(Stored records)
-- Start --
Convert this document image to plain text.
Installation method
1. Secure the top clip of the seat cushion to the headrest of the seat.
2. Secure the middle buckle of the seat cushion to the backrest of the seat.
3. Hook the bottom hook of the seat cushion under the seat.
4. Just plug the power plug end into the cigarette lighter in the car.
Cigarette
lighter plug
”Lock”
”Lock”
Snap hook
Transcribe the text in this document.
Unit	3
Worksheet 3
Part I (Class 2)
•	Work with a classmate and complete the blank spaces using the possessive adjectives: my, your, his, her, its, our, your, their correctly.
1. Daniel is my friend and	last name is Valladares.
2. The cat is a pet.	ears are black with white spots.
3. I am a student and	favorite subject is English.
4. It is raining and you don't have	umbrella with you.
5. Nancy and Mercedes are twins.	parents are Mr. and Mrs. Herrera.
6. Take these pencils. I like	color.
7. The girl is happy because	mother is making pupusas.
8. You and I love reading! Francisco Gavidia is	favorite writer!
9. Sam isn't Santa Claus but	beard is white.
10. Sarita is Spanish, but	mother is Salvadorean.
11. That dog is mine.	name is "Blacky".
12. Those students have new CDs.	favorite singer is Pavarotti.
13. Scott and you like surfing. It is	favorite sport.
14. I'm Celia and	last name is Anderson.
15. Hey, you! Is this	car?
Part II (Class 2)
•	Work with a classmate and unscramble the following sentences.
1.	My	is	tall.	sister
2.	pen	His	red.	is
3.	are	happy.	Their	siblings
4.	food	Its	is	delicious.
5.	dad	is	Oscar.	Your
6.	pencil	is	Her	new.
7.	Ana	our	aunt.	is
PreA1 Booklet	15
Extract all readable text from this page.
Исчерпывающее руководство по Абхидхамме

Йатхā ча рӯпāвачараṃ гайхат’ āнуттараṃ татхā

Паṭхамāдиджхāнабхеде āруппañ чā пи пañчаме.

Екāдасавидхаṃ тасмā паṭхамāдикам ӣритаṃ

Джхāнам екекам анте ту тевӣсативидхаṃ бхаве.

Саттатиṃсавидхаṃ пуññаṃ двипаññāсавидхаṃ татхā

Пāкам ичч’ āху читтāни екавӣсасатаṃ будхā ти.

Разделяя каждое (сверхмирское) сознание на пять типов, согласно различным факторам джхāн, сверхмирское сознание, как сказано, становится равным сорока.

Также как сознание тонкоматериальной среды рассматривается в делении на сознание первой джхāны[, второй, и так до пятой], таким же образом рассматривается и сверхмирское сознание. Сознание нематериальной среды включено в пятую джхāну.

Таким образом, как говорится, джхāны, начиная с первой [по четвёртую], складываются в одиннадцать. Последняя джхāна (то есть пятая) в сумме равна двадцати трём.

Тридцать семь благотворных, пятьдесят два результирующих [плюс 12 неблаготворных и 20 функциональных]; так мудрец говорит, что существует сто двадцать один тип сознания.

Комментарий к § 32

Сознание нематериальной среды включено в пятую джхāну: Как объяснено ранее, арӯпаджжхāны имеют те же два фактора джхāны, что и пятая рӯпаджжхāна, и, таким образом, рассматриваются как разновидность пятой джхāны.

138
-- End --
SET TASK
All entries must be repeated verbatim.

RESPONSE BELOW
Convert this document image to plain text.
Installation method
1. Secure the top clip of the seat cushion to the headrest of the seat.
2. Secure the middle buckle of the seat cushion to the backrest of the seat.
3. Hook the bottom hook of the seat cushion under the seat.
4. Just plug the power plug end into the cigarette lighter in the car.
Cigarette
lighter plug
”Lock”
”Lock”
Snap hook
Transcribe the text in this document.
Unit	3
Worksheet 3
Part I (Class 2)
•	Work with a classmate and complete the blank spaces using the possessive adjectives: my, your, his, her, its, our, your, their correctly.
1. Daniel is my friend and	last name is Valladares.
2. The cat is a pet.	ears are black with white spots.
3. I am a student and	favorite subject is English.
4. It is raining and you don't have	umbrella with you.
5. Nancy and Mercedes are twins.	parents are Mr. and Mrs. Herrera.
6. Take these pencils. I like	color.
7. The girl is happy because	mother is making pupusas.
8. You and I love reading! Francisco Gavidia is	favorite writer!
9. Sam isn't Santa Claus but	beard is white.
10. Sarita is Spanish, but	mother is Salvadorean.
11. That dog is mine.	name is "Blacky".
12. Those students have new CDs.	favorite singer is Pavarotti.
13. Scott and you like surfing. It is	favorite sport.
14. I'm Celia and	last name is Anderson.
15. Hey, you! Is this	car?
Part II (Class 2)
•	Work with a classmate and unscramble the following sentences.
1.	My	is	tall.	sister
2.	pen	His	red.	is
3.	are	happy.	Their	siblings
4.	food	Its	is	delicious.
5.	dad	is	Oscar.	Your
6.	pencil	is	Her	new.
7.	Ana	our	aunt.	is
PreA1 Booklet	15
Extract all readable text from this page.
Исчерпывающее руководство по Абхидхамме

Йатхā ча рӯпāвачараṃ гайхат’ āнуттараṃ татхā

Паṭхамāдиджхāнабхеде āруппañ чā пи пañчаме.

Екāдасавидхаṃ тасмā паṭхамāдикам ӣритаṃ

Джхāнам екекам анте ту тевӣсативидхаṃ бхаве.

Саттатиṃсавидхаṃ пуññаṃ двипаññāсавидхаṃ татхā

Пāкам ичч’ āху читтāни екавӣсасатаṃ будхā ти.

Разделяя каждое (сверхмирское) сознание на пять типов, согласно различным факторам джхāн, сверхмирское сознание, как сказано, становится равным сорока.

Также как сознание тонкоматериальной среды рассматривается в делении на сознание первой джхāны[, второй, и так до пятой], таким же образом рассматривается и сверхмирское сознание. Сознание нематериальной среды включено в пятую джхāну.

Таким образом, как говорится, джхāны, начиная с первой [по четвёртую], складываются в одиннадцать. Последняя джхāна (то есть пятая) в сумме равна двадцати трём.

Тридцать семь благотворных, пятьдесят два результирующих [плюс 12 неблаготворных и 20 функциональных]; так мудрец говорит, что существует сто двадцать один тип сознания.

Комментарий к § 32

Сознание нематериальной среды включено в пятую джхāну: Как объяснено ранее, арӯпаджжхāны имеют те же два фактора джхāны, что и пятая рӯпаджжхāна, и, таким образом, рассматриваются как разновидность пятой джхāны.

138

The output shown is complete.